**WRITTEN TASK:** What do the lines say from the one containing "Give me the" to the end of the records? Restate them word for word, and only those.

**Collected data:**
>> start

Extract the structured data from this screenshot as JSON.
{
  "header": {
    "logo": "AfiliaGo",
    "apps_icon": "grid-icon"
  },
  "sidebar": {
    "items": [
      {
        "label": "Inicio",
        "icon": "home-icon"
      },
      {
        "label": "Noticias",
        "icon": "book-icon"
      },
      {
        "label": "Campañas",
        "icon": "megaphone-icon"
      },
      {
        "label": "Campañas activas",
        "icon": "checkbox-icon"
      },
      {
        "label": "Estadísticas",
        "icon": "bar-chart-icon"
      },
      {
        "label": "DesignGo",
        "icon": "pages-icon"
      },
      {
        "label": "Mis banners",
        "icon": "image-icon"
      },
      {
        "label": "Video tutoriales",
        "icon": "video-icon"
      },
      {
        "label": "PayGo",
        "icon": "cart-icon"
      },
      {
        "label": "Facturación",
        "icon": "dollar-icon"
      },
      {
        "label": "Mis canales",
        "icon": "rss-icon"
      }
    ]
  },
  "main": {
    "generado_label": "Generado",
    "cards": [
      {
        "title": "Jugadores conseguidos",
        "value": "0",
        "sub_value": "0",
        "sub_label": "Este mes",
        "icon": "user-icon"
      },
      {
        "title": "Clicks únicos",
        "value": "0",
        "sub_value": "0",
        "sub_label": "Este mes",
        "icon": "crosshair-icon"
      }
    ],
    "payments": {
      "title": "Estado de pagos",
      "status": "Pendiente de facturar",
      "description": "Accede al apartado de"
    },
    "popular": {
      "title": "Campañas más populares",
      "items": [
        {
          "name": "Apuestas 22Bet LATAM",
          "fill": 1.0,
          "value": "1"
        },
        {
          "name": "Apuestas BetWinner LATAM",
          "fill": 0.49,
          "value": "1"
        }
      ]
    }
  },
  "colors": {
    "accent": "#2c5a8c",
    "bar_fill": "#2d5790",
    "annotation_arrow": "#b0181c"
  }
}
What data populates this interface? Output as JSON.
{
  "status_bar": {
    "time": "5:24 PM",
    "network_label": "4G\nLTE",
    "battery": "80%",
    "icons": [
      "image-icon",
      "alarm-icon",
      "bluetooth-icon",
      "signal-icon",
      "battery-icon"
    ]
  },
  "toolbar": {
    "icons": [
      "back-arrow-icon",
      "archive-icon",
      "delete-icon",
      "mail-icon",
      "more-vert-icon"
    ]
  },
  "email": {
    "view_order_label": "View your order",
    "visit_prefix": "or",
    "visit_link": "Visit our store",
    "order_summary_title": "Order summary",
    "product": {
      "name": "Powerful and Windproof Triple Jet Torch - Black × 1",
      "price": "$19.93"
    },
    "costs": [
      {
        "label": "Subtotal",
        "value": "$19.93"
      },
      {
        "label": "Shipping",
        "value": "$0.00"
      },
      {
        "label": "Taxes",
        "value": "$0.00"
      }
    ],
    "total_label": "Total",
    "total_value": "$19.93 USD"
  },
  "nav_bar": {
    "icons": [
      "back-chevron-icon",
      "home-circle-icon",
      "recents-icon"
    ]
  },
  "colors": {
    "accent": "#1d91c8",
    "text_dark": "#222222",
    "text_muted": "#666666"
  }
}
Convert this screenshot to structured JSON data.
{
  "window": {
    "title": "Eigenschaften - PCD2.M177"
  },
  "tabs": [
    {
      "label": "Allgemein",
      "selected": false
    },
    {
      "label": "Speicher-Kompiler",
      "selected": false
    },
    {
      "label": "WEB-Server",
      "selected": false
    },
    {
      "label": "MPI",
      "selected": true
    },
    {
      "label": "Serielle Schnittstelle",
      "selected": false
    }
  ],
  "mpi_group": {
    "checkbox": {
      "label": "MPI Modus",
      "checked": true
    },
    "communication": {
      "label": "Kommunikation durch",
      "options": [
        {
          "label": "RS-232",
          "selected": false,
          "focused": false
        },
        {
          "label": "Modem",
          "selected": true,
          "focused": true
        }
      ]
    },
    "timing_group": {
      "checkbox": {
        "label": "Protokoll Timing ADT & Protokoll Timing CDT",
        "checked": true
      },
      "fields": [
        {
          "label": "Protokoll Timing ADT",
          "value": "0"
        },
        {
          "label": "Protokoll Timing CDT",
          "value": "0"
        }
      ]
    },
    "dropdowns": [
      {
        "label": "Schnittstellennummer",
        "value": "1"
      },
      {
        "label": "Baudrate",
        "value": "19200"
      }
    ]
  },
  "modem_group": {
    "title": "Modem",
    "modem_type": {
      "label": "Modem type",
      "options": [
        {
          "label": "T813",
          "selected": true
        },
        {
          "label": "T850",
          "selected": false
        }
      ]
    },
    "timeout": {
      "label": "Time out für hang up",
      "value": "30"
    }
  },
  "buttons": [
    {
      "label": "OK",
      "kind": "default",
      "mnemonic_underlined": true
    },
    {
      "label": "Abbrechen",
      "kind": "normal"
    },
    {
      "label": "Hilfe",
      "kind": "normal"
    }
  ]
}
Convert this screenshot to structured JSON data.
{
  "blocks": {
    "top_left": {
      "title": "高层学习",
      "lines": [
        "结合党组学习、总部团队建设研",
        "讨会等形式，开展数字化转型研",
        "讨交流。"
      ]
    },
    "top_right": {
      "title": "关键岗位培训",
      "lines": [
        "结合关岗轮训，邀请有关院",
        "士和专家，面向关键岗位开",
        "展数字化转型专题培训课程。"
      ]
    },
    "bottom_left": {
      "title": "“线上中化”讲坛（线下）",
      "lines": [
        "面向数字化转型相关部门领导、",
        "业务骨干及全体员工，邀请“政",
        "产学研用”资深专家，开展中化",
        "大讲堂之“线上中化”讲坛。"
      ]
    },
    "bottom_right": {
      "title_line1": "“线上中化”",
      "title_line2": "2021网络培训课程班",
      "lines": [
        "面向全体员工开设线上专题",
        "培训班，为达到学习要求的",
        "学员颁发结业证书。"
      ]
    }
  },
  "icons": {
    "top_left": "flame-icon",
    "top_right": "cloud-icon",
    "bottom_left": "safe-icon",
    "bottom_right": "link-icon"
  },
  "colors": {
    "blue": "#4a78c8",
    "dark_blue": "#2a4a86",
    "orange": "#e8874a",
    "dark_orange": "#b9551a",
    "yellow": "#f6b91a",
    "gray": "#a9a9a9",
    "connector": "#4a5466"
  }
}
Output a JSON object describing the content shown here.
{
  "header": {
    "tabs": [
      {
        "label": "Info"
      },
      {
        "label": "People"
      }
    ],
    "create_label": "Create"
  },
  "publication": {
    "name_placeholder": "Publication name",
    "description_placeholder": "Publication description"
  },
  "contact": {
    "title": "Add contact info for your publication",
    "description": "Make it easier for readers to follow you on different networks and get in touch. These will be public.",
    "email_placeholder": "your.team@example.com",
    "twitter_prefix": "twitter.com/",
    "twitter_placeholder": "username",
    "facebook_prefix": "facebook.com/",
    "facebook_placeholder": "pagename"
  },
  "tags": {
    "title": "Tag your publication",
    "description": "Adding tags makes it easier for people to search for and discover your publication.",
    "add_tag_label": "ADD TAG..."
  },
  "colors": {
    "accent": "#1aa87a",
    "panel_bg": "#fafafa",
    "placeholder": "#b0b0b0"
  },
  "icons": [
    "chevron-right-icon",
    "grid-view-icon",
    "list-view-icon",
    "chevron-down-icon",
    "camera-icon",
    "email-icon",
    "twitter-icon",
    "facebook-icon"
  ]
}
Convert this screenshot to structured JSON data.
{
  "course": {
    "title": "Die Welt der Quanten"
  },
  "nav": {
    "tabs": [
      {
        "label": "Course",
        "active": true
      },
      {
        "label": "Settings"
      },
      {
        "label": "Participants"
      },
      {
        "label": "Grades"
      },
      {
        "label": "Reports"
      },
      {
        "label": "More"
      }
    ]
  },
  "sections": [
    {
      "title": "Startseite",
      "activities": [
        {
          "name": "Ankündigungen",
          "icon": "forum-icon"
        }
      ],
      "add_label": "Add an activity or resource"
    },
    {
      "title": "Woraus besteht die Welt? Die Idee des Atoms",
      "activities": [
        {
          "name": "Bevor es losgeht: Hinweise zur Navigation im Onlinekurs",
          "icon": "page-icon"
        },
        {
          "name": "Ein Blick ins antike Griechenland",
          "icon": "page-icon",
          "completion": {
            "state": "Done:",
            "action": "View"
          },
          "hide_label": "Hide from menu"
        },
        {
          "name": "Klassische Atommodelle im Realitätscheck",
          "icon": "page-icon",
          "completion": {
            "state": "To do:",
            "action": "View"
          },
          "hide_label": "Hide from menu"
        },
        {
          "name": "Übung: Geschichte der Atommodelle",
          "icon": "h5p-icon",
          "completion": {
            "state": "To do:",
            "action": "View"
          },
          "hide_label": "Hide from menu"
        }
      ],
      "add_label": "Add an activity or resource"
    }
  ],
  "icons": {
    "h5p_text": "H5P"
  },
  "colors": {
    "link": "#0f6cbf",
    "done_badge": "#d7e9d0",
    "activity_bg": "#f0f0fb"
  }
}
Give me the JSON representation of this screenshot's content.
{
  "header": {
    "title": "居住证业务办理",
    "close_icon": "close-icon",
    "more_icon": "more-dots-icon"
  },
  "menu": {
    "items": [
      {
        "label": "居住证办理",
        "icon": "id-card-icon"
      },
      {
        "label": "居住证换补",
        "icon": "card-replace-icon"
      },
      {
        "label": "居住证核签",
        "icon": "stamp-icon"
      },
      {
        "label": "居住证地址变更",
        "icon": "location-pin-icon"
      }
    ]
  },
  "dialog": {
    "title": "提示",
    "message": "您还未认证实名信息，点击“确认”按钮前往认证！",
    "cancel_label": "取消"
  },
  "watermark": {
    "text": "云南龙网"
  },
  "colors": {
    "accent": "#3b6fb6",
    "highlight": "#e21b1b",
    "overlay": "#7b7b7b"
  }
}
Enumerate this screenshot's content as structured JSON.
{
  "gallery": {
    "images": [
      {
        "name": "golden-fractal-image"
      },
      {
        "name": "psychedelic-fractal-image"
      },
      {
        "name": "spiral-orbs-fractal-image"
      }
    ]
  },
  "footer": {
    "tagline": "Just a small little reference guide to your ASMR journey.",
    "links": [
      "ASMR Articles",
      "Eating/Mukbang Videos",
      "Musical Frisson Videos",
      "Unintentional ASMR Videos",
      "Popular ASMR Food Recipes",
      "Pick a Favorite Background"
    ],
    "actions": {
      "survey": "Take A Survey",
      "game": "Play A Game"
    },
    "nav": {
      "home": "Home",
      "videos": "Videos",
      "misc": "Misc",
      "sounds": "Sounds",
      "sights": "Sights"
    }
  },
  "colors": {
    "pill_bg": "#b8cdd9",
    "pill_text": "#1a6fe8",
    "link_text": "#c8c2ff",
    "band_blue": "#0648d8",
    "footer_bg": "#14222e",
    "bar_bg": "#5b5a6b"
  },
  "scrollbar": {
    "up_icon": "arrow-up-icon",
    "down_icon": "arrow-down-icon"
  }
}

>> end

**COMPLETE ANSWER:**
Give me the JSON representation of this screenshot's content.
{
  "header": {
    "title": "居住证业务办理",
    "close_icon": "close-icon",
    "more_icon": "more-dots-icon"
  },
  "menu": {
    "items": [
      {
        "label": "居住证办理",
        "icon": "id-card-icon"
      },
      {
        "label": "居住证换补",
        "icon": "card-replace-icon"
      },
      {
        "label": "居住证核签",
        "icon": "stamp-icon"
      },
      {
        "label": "居住证地址变更",
        "icon": "location-pin-icon"
      }
    ]
  },
  "dialog": {
    "title": "提示",
    "message": "您还未认证实名信息，点击“确认”按钮前往认证！",
    "cancel_label": "取消"
  },
  "watermark": {
    "text": "云南龙网"
  },
  "colors": {
    "accent": "#3b6fb6",
    "highlight": "#e21b1b",
    "overlay": "#7b7b7b"
  }
}
Enumerate this screenshot's content as structured JSON.
{
  "gallery": {
    "images": [
      {
        "name": "golden-fractal-image"
      },
      {
        "name": "psychedelic-fractal-image"
      },
      {
        "name": "spiral-orbs-fractal-image"
      }
    ]
  },
  "footer": {
    "tagline": "Just a small little reference guide to your ASMR journey.",
    "links": [
      "ASMR Articles",
      "Eating/Mukbang Videos",
      "Musical Frisson Videos",
      "Unintentional ASMR Videos",
      "Popular ASMR Food Recipes",
      "Pick a Favorite Background"
    ],
    "actions": {
      "survey": "Take A Survey",
      "game": "Play A Game"
    },
    "nav": {
      "home": "Home",
      "videos": "Videos",
      "misc": "Misc",
      "sounds": "Sounds",
      "sights": "Sights"
    }
  },
  "colors": {
    "pill_bg": "#b8cdd9",
    "pill_text": "#1a6fe8",
    "link_text": "#c8c2ff",
    "band_blue": "#0648d8",
    "footer_bg": "#14222e",
    "bar_bg": "#5b5a6b"
  },
  "scrollbar": {
    "up_icon": "arrow-up-icon",
    "down_icon": "arrow-down-icon"
  }
}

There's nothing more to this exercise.